__Instructions to follow__. Transcribe the entries below exactly.

Dataset excerpt
══════════════════════════════

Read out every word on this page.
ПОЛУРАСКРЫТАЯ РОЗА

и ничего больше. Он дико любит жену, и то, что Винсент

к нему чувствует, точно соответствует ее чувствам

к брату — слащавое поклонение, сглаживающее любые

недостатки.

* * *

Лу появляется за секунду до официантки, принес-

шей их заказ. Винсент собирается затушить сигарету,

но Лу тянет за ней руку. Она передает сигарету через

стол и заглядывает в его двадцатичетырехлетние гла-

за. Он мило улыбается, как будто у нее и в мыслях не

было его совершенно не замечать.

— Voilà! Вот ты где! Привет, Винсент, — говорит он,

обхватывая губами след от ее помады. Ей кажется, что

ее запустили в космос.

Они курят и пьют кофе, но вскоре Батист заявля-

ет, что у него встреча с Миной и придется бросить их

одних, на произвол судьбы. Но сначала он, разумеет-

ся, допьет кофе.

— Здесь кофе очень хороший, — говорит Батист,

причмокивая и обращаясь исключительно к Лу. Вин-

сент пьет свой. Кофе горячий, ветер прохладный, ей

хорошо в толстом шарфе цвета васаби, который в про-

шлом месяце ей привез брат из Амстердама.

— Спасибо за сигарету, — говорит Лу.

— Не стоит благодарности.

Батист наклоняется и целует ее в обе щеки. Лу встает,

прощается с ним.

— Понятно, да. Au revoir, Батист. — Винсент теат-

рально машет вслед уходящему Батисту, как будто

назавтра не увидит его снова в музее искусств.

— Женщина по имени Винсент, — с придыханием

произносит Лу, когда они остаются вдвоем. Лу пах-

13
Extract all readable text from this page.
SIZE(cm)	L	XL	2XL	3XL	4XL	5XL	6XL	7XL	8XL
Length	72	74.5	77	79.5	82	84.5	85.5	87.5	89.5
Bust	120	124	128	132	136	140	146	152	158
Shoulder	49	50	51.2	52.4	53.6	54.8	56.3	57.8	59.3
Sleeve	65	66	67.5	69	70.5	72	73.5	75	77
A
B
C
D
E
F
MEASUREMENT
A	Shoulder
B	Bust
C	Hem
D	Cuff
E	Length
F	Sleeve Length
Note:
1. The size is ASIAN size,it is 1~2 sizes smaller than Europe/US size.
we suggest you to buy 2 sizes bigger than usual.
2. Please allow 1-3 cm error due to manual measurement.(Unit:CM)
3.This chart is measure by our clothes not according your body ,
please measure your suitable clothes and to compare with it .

══════════════════════════════

__Output of the exercise__.
Read out every word on this page.
ПОЛУРАСКРЫТАЯ РОЗА

и ничего больше. Он дико любит жену, и то, что Винсент

к нему чувствует, точно соответствует ее чувствам

к брату — слащавое поклонение, сглаживающее любые

недостатки.

* * *

Лу появляется за секунду до официантки, принес-

шей их заказ. Винсент собирается затушить сигарету,

но Лу тянет за ней руку. Она передает сигарету через

стол и заглядывает в его двадцатичетырехлетние гла-

за. Он мило улыбается, как будто у нее и в мыслях не

было его совершенно не замечать.

— Voilà! Вот ты где! Привет, Винсент, — говорит он,

обхватывая губами след от ее помады. Ей кажется, что

ее запустили в космос.

Они курят и пьют кофе, но вскоре Батист заявля-

ет, что у него встреча с Миной и придется бросить их

одних, на произвол судьбы. Но сначала он, разумеет-

ся, допьет кофе.

— Здесь кофе очень хороший, — говорит Батист,

причмокивая и обращаясь исключительно к Лу. Вин-

сент пьет свой. Кофе горячий, ветер прохладный, ей

хорошо в толстом шарфе цвета васаби, который в про-

шлом месяце ей привез брат из Амстердама.

— Спасибо за сигарету, — говорит Лу.

— Не стоит благодарности.

Батист наклоняется и целует ее в обе щеки. Лу встает,

прощается с ним.

— Понятно, да. Au revoir, Батист. — Винсент теат-

рально машет вслед уходящему Батисту, как будто

назавтра не увидит его снова в музее искусств.

— Женщина по имени Винсент, — с придыханием

произносит Лу, когда они остаются вдвоем. Лу пах-

13
Extract all readable text from this page.
SIZE(cm)	L	XL	2XL	3XL	4XL	5XL	6XL	7XL	8XL
Length	72	74.5	77	79.5	82	84.5	85.5	87.5	89.5
Bust	120	124	128	132	136	140	146	152	158
Shoulder	49	50	51.2	52.4	53.6	54.8	56.3	57.8	59.3
Sleeve	65	66	67.5	69	70.5	72	73.5	75	77
A
B
C
D
E
F
MEASUREMENT
A	Shoulder
B	Bust
C	Hem
D	Cuff
E	Length
F	Sleeve Length
Note:
1. The size is ASIAN size,it is 1~2 sizes smaller than Europe/US size.
we suggest you to buy 2 sizes bigger than usual.
2. Please allow 1-3 cm error due to manual measurement.(Unit:CM)
3.This chart is measure by our clothes not according your body ,
please measure your suitable clothes and to compare with it .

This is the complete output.